▸ **Given task**: State how many lines include "this", giving the number by itself.

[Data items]
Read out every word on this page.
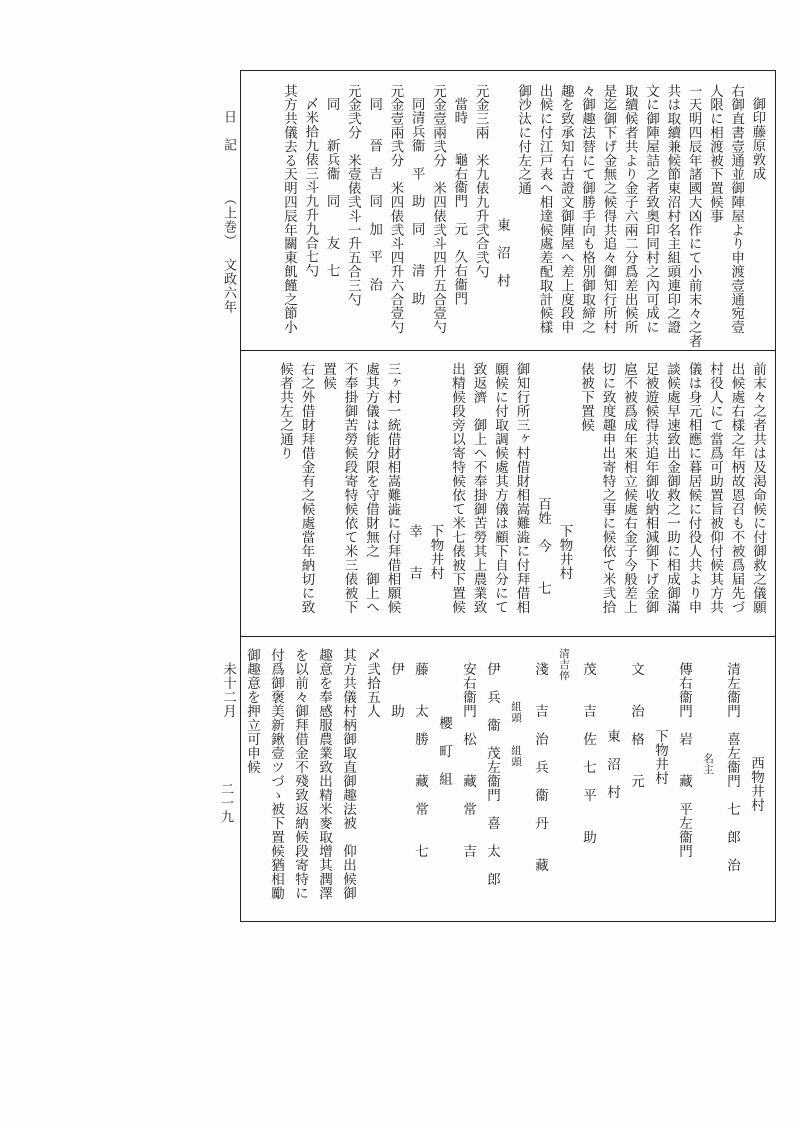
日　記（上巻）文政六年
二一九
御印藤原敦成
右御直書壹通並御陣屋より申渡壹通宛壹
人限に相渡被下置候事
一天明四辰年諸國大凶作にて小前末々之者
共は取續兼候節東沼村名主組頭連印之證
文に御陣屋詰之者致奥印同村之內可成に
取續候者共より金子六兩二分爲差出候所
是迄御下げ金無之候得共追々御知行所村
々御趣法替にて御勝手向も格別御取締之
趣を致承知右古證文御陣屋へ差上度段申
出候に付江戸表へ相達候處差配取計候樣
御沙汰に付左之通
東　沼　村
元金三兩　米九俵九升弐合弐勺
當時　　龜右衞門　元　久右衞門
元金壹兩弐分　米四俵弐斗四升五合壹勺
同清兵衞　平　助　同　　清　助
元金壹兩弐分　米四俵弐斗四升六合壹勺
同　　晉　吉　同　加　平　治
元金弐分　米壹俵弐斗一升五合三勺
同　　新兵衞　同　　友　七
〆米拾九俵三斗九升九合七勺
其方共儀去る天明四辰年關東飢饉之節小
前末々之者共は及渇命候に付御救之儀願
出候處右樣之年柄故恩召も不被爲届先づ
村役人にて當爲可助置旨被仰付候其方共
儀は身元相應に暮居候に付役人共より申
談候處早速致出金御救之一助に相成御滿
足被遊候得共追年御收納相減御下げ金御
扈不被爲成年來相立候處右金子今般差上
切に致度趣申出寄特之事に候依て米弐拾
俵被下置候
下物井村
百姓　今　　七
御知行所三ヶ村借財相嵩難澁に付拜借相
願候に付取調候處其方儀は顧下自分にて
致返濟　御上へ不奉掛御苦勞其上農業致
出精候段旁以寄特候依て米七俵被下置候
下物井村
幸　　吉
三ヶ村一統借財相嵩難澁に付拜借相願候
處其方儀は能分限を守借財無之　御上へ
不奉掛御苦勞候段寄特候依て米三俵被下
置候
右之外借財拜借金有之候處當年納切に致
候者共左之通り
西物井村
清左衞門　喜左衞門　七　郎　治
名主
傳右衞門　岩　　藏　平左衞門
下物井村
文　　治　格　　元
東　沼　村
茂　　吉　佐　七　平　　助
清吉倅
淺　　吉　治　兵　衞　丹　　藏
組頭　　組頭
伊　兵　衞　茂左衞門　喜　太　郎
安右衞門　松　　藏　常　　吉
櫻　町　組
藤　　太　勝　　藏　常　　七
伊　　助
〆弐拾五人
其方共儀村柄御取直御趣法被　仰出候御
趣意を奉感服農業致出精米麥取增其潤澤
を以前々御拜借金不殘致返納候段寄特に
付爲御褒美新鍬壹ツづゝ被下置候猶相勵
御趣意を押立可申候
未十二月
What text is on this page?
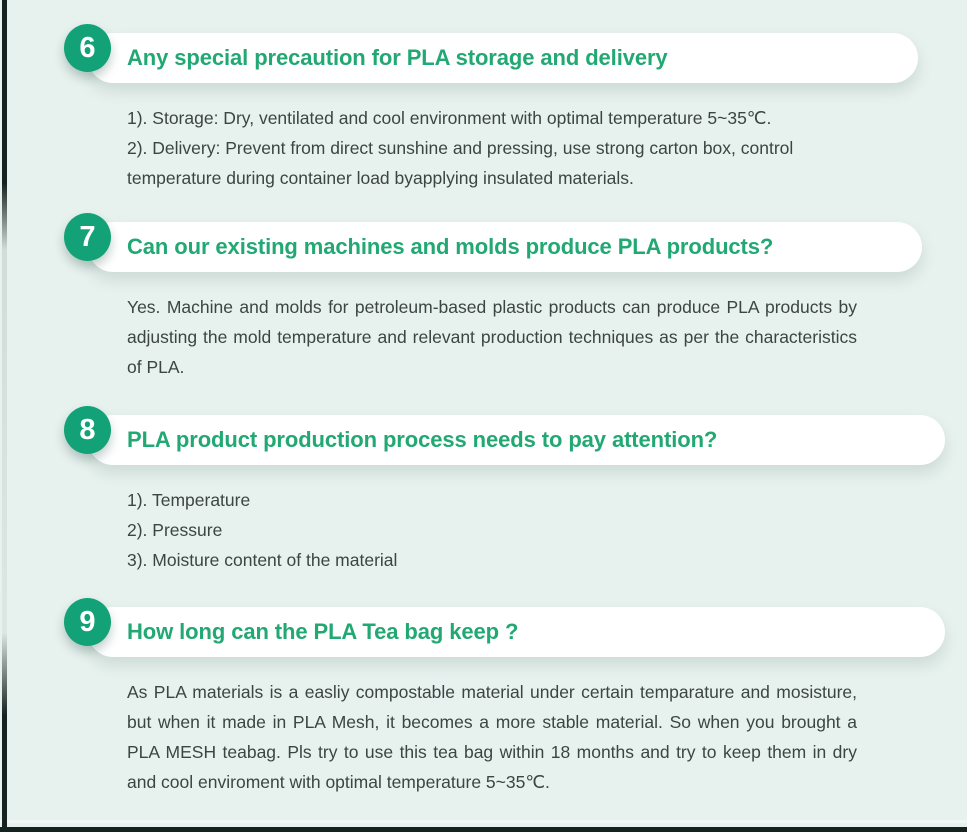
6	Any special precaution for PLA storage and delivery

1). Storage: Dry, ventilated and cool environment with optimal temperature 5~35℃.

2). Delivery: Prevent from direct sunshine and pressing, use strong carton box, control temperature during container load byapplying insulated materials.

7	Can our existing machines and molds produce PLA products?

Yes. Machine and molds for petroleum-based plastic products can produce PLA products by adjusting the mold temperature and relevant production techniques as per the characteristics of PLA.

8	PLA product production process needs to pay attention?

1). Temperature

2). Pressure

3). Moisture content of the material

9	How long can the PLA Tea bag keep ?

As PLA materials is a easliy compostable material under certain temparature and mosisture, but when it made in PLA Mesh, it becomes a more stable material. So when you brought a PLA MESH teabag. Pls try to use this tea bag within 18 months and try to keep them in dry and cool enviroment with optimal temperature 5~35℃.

▸ **Reply**: 3